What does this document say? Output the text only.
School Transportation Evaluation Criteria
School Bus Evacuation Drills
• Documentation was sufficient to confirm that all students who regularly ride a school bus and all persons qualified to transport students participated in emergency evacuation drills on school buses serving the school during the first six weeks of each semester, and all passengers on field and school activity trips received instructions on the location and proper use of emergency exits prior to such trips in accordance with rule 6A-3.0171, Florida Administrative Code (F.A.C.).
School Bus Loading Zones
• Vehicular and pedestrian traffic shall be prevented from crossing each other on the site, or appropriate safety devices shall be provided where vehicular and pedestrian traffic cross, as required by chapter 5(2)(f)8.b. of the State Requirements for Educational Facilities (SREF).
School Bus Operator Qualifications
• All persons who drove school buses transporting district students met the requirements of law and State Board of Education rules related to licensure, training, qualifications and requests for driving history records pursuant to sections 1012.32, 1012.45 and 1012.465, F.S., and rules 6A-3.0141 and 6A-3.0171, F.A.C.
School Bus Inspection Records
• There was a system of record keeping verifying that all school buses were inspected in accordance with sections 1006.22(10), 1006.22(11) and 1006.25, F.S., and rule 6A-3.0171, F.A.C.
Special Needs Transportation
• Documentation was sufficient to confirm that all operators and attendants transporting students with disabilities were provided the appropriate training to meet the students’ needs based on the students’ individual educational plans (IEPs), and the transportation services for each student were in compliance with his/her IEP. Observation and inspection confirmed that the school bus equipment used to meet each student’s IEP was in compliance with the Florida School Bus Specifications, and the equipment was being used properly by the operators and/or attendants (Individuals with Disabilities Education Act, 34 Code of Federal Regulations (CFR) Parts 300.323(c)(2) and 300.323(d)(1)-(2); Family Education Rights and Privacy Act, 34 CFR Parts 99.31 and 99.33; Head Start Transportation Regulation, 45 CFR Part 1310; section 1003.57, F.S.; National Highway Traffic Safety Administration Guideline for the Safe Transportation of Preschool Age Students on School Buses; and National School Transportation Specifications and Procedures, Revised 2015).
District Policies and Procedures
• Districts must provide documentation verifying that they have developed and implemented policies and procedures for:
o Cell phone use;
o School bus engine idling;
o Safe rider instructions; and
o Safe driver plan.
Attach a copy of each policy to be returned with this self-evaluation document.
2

...

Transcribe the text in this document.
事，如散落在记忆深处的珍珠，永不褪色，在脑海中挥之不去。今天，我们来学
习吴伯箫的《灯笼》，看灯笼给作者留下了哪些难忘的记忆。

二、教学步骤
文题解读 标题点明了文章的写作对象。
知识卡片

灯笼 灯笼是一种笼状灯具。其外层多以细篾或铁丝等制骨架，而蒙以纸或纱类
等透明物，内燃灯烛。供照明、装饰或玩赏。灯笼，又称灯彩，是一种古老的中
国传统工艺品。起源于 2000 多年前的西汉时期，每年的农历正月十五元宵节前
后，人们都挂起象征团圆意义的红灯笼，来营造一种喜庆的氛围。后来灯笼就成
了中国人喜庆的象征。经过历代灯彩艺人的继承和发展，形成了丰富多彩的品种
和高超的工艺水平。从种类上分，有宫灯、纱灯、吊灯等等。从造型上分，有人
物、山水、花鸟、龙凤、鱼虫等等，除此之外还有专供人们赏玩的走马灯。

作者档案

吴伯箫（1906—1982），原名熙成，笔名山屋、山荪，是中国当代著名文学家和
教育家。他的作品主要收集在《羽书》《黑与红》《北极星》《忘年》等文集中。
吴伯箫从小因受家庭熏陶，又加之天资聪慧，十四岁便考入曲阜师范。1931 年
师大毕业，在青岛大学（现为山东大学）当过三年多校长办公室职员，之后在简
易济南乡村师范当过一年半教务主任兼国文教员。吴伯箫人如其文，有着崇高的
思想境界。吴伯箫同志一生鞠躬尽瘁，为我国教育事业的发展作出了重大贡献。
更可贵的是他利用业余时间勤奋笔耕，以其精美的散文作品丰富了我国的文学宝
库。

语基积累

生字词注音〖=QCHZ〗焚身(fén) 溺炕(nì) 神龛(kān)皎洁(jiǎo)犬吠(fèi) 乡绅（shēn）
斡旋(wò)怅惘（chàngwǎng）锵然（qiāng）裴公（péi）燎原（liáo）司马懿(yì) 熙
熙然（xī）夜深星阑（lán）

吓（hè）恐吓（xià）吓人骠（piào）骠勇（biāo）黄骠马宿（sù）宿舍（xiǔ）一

» **The request**: Scan the listing above for the word "Code" and copy every line that holds it.

» **Result**:
• Documentation was sufficient to confirm that all students who regularly ride a school bus and all persons qualified to transport students participated in emergency evacuation drills on school buses serving the school during the first six weeks of each semester, and all passengers on field and school activity trips received instructions on the location and proper use of emergency exits prior to such trips in accordance with rule 6A-3.0171, Florida Administrative Code (F.A.C.).
• Documentation was sufficient to confirm that all operators and attendants transporting students with disabilities were provided the appropriate training to meet the students’ needs based on the students’ individual educational plans (IEPs), and the transportation services for each student were in compliance with his/her IEP. Observation and inspection confirmed that the school bus equipment used to meet each student’s IEP was in compliance with the Florida School Bus Specifications, and the equipment was being used properly by the operators and/or attendants (Individuals with Disabilities Education Act, 34 Code of Federal Regulations (CFR) Parts 300.323(c)(2) and 300.323(d)(1)-(2); Family Education Rights and Privacy Act, 34 CFR Parts 99.31 and 99.33; Head Start Transportation Regulation, 45 CFR Part 1310; section 1003.57, F.S.; National Highway Traffic Safety Administration Guideline for the Safe Transportation of Preschool Age Students on School Buses; and National School Transportation Specifications and Procedures, Revised 2015).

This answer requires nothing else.